[start]
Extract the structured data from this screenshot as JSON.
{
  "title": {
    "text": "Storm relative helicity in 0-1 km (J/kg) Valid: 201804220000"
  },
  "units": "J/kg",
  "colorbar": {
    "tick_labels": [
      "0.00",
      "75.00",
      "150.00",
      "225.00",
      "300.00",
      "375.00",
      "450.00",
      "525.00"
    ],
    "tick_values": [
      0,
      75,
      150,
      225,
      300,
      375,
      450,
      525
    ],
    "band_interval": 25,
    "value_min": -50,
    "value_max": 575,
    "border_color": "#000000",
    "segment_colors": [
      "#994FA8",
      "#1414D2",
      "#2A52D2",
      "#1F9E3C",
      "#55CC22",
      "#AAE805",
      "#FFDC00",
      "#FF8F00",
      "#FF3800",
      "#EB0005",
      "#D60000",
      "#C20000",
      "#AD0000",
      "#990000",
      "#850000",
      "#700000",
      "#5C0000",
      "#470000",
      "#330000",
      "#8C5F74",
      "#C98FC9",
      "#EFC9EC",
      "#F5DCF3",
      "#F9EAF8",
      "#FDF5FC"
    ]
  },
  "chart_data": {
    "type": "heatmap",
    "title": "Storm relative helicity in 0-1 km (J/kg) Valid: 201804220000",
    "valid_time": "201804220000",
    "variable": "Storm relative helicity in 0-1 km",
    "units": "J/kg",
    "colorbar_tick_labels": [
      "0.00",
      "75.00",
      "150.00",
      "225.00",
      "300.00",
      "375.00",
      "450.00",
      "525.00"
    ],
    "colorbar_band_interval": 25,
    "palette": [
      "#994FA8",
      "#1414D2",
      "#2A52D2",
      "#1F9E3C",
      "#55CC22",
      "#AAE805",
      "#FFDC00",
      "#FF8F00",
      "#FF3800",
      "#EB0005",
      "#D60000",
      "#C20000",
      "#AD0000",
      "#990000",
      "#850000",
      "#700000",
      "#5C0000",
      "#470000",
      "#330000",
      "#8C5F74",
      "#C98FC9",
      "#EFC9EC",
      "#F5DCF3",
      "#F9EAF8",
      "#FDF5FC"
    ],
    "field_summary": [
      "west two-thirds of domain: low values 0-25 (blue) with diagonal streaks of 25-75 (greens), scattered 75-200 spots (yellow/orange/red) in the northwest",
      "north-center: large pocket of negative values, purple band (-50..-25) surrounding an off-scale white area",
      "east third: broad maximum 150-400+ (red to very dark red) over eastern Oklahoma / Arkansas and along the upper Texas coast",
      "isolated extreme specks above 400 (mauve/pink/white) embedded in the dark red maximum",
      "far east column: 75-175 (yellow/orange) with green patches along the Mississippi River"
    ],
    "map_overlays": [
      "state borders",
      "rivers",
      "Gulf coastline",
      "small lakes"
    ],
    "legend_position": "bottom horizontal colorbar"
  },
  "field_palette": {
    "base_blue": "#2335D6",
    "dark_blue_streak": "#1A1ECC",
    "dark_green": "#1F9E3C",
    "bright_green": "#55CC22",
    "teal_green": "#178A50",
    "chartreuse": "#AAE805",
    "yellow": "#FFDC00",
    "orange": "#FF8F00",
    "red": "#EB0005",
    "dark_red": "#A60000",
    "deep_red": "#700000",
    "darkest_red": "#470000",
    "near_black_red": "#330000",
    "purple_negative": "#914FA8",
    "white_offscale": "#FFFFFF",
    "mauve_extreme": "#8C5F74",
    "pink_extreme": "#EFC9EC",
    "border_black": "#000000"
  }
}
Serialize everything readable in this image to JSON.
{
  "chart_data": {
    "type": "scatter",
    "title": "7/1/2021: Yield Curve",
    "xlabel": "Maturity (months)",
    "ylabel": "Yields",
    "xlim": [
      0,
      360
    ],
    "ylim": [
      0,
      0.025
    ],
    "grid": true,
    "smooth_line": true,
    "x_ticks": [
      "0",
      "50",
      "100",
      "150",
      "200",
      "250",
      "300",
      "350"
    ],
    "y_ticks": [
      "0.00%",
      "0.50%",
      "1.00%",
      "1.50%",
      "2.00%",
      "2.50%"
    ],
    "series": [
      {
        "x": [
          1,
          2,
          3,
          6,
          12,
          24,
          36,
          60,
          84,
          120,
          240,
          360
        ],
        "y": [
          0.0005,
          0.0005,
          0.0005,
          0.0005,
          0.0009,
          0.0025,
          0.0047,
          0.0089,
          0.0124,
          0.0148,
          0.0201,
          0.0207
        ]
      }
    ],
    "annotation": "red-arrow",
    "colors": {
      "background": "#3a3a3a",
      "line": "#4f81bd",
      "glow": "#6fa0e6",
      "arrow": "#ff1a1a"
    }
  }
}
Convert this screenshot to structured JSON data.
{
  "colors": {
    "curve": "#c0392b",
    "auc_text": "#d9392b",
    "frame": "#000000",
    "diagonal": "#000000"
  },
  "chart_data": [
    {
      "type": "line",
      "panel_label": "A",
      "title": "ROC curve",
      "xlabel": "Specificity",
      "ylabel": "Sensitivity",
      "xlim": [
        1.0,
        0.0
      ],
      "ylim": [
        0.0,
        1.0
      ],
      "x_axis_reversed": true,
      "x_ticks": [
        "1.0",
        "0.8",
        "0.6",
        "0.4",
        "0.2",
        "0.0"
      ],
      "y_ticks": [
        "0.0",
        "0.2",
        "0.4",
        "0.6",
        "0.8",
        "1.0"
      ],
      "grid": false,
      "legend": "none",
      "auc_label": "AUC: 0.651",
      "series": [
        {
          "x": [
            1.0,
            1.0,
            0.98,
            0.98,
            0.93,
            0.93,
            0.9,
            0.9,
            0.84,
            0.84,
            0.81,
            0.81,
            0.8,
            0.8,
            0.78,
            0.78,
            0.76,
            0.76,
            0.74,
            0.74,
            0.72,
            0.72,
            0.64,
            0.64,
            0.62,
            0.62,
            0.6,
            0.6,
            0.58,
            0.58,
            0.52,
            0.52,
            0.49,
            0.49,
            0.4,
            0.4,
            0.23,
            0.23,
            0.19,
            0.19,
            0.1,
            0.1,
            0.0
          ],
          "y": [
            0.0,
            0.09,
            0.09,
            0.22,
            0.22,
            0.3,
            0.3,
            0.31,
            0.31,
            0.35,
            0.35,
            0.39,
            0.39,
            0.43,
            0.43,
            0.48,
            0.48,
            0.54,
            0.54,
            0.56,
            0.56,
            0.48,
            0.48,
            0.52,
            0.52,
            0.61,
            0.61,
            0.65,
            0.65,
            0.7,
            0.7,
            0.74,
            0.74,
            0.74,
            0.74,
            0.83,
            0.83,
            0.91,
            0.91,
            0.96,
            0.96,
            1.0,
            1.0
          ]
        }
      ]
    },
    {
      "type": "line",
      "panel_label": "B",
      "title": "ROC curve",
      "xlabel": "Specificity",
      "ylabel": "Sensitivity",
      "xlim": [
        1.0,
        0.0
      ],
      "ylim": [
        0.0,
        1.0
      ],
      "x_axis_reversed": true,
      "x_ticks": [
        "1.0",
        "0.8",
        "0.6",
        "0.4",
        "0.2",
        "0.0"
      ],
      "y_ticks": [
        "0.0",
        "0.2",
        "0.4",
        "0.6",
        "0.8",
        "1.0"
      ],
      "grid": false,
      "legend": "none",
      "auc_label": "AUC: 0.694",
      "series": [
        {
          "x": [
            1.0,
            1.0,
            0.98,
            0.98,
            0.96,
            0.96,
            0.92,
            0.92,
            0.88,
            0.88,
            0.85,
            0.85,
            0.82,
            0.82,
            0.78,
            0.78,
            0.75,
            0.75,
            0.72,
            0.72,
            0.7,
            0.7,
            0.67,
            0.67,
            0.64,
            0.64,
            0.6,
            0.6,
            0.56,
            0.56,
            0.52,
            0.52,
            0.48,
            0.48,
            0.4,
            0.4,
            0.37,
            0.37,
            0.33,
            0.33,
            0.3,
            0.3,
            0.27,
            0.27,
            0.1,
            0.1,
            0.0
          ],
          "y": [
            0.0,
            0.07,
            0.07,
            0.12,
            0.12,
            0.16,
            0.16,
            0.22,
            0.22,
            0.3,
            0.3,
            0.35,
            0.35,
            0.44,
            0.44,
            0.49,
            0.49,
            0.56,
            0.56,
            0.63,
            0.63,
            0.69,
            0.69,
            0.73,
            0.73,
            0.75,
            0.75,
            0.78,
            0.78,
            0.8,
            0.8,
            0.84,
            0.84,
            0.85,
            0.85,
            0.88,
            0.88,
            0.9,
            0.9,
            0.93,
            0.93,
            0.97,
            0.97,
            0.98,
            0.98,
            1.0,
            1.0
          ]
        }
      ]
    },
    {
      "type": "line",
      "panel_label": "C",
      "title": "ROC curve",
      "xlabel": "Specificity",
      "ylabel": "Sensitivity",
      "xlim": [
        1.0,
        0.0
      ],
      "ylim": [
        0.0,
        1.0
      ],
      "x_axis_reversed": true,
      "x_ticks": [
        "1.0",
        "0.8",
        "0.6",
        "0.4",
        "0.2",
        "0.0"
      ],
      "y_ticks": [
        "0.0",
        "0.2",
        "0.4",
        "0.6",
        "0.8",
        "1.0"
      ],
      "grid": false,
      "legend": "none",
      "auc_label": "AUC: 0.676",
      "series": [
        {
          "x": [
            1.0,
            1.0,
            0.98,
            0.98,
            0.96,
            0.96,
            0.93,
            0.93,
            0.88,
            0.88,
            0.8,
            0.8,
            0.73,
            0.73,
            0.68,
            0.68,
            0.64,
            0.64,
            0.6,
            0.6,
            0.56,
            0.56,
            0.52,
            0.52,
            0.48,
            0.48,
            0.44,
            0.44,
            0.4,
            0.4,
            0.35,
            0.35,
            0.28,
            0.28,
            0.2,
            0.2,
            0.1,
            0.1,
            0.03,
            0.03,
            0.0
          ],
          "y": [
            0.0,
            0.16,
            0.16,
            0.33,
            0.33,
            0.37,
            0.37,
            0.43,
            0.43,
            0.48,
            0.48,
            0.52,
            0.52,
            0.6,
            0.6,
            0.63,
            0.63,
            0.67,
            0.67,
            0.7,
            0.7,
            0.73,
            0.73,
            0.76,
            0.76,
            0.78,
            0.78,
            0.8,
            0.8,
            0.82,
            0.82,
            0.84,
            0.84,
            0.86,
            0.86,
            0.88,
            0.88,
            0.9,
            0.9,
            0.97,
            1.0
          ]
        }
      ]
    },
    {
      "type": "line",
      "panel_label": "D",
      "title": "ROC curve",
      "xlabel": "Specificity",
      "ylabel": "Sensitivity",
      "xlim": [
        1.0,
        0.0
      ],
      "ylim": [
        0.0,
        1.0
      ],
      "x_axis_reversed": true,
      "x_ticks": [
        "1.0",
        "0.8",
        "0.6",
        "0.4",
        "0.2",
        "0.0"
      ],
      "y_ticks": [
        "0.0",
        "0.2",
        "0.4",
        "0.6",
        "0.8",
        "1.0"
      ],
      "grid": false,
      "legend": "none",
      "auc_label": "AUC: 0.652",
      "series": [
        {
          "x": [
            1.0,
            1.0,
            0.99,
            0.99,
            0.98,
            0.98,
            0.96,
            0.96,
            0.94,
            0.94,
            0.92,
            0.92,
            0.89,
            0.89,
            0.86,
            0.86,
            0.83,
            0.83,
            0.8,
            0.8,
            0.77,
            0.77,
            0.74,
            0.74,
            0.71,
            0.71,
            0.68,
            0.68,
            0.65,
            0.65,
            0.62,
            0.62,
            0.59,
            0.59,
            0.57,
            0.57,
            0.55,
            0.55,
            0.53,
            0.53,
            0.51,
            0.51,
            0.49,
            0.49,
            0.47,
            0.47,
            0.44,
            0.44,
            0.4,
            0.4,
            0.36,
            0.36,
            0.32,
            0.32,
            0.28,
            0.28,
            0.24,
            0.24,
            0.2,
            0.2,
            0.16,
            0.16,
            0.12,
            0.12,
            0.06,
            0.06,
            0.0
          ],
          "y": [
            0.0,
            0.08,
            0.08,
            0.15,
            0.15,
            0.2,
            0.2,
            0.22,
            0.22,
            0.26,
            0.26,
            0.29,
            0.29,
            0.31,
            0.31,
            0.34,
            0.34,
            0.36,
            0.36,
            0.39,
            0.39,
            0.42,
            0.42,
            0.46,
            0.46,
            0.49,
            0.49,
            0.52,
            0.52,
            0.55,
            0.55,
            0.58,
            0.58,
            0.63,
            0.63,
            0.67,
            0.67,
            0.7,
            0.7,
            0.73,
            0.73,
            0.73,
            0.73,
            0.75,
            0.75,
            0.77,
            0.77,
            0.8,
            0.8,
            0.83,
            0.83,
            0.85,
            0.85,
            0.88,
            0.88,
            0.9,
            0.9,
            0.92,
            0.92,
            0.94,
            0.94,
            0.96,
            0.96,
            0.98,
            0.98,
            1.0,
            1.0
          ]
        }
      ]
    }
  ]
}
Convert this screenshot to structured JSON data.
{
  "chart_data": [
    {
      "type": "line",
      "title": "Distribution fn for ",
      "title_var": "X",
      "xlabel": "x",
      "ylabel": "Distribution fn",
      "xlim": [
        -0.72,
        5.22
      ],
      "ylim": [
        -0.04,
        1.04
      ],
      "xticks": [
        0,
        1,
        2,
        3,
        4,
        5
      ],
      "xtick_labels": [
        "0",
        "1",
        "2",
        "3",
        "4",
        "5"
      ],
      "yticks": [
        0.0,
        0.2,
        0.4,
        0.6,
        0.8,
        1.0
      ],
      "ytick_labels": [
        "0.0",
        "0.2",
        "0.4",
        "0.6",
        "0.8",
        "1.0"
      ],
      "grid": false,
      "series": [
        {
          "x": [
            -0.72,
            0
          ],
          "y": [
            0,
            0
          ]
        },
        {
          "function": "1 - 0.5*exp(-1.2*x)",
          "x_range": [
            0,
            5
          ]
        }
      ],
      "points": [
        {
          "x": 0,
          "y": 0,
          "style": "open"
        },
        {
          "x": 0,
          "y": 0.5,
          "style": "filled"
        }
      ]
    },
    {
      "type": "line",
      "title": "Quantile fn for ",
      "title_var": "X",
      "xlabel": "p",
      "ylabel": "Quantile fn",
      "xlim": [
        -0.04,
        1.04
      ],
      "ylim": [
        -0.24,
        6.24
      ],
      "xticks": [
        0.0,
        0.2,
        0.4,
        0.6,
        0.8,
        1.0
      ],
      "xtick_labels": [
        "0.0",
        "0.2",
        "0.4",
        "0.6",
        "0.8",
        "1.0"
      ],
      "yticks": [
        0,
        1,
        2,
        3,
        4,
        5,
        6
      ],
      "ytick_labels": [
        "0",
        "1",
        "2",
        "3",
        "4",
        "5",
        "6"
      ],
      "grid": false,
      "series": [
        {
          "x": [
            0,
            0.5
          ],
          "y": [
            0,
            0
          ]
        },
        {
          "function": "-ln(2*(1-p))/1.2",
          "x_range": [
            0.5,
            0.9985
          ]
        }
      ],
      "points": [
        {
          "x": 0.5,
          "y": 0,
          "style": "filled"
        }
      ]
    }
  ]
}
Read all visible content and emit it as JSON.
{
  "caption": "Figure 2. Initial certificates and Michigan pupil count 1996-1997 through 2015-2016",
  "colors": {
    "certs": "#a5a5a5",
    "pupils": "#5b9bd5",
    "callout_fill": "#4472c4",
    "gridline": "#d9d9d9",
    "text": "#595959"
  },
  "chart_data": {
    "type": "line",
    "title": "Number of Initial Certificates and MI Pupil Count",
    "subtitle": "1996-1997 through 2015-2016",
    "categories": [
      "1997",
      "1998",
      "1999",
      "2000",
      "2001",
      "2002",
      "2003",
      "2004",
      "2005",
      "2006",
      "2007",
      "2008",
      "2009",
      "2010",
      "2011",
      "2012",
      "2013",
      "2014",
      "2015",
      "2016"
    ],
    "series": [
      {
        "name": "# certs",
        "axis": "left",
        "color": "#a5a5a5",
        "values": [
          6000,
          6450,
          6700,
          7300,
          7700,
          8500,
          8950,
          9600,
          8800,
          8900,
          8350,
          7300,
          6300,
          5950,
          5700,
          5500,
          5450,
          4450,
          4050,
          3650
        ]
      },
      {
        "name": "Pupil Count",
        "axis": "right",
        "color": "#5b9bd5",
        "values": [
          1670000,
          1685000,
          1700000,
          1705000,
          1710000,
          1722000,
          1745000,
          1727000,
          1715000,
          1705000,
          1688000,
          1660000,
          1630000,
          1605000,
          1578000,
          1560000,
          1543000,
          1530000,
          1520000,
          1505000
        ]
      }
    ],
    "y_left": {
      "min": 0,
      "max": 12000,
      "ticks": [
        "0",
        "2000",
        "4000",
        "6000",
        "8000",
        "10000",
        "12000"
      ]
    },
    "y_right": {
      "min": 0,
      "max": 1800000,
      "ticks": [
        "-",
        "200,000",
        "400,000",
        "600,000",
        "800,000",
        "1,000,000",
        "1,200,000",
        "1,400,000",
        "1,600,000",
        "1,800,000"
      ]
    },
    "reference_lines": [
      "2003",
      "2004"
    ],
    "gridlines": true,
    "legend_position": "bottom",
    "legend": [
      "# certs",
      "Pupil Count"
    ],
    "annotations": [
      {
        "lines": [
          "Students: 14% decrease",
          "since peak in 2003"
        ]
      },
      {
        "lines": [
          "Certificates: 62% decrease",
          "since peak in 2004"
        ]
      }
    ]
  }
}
[end]
#### [Set problem]
Sift through the entries and copy every line with "maximum".

#### [Answer to the exercise]
      "east third: broad maximum 150-400+ (red to very dark red) over eastern Oklahoma / Arkansas and along the upper Texas coast",
      "isolated extreme specks above 400 (mauve/pink/white) embedded in the dark red maximum",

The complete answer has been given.